-- START Provided records --

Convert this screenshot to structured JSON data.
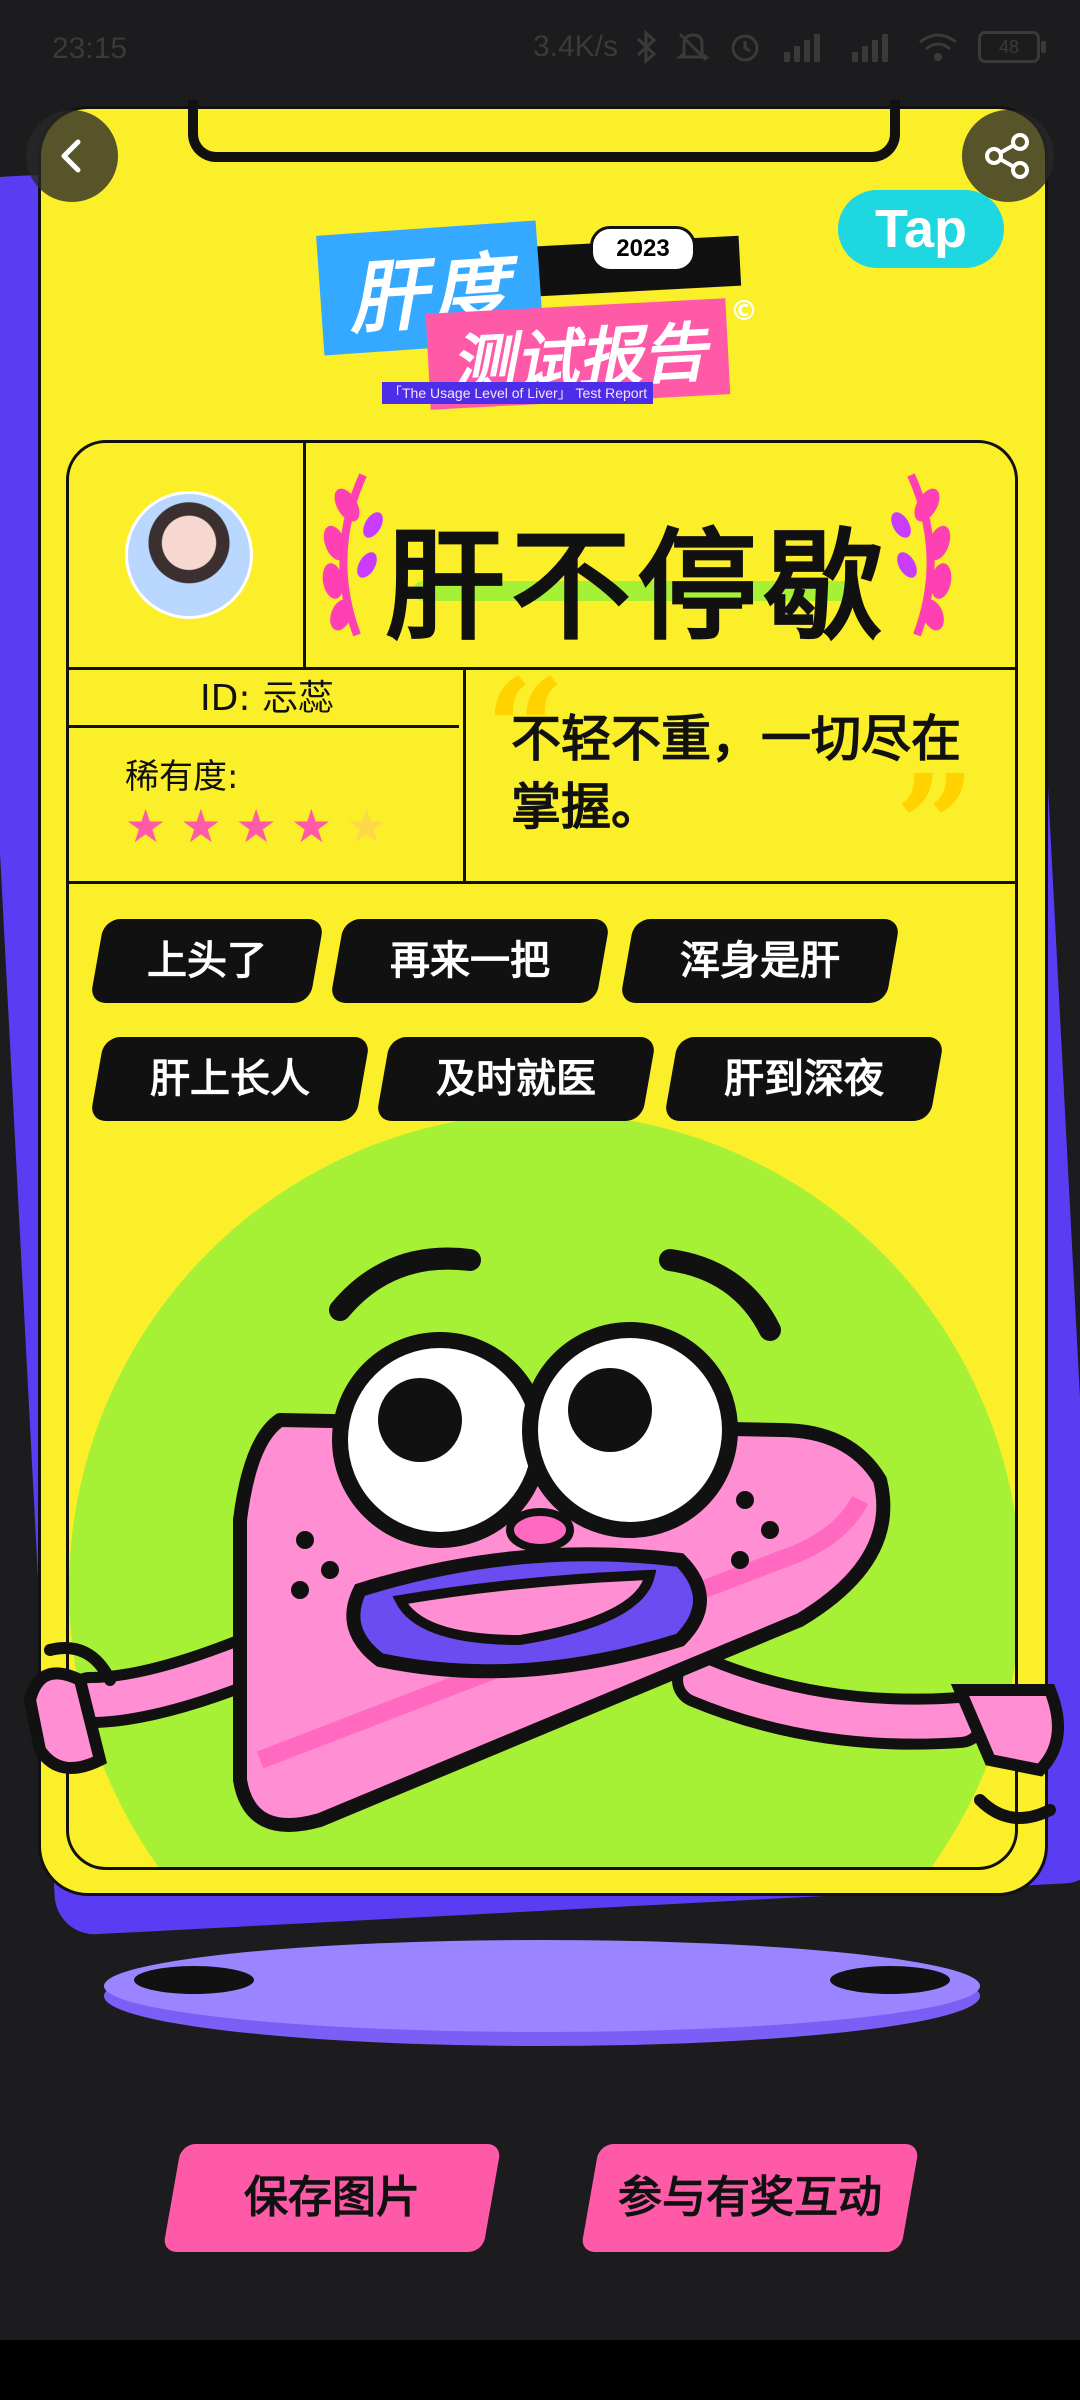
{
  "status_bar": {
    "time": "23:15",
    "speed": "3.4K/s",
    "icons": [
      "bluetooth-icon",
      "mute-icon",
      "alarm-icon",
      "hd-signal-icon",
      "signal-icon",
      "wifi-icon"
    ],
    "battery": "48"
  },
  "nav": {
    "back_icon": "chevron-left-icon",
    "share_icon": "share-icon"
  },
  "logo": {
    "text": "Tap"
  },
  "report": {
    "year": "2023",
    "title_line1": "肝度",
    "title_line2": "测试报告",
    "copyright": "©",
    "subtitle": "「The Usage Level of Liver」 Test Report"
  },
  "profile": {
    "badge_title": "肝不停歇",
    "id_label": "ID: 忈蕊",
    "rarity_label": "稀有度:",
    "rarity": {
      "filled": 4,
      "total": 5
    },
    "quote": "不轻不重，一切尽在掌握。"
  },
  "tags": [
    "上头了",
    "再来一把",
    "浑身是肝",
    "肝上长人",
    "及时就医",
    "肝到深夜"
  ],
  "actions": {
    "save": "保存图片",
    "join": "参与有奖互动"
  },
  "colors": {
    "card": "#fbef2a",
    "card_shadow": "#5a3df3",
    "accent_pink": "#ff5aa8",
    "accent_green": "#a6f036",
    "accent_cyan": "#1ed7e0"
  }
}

-- END Provided records --

Transcribe the material as is, with images omitted.

## Task solution
Convert this screenshot to structured JSON data.
{
  "status_bar": {
    "time": "23:15",
    "speed": "3.4K/s",
    "icons": [
      "bluetooth-icon",
      "mute-icon",
      "alarm-icon",
      "hd-signal-icon",
      "signal-icon",
      "wifi-icon"
    ],
    "battery": "48"
  },
  "nav": {
    "back_icon": "chevron-left-icon",
    "share_icon": "share-icon"
  },
  "logo": {
    "text": "Tap"
  },
  "report": {
    "year": "2023",
    "title_line1": "肝度",
    "title_line2": "测试报告",
    "copyright": "©",
    "subtitle": "「The Usage Level of Liver」 Test Report"
  },
  "profile": {
    "badge_title": "肝不停歇",
    "id_label": "ID: 忈蕊",
    "rarity_label": "稀有度:",
    "rarity": {
      "filled": 4,
      "total": 5
    },
    "quote": "不轻不重，一切尽在掌握。"
  },
  "tags": [
    "上头了",
    "再来一把",
    "浑身是肝",
    "肝上长人",
    "及时就医",
    "肝到深夜"
  ],
  "actions": {
    "save": "保存图片",
    "join": "参与有奖互动"
  },
  "colors": {
    "card": "#fbef2a",
    "card_shadow": "#5a3df3",
    "accent_pink": "#ff5aa8",
    "accent_green": "#a6f036",
    "accent_cyan": "#1ed7e0"
  }
}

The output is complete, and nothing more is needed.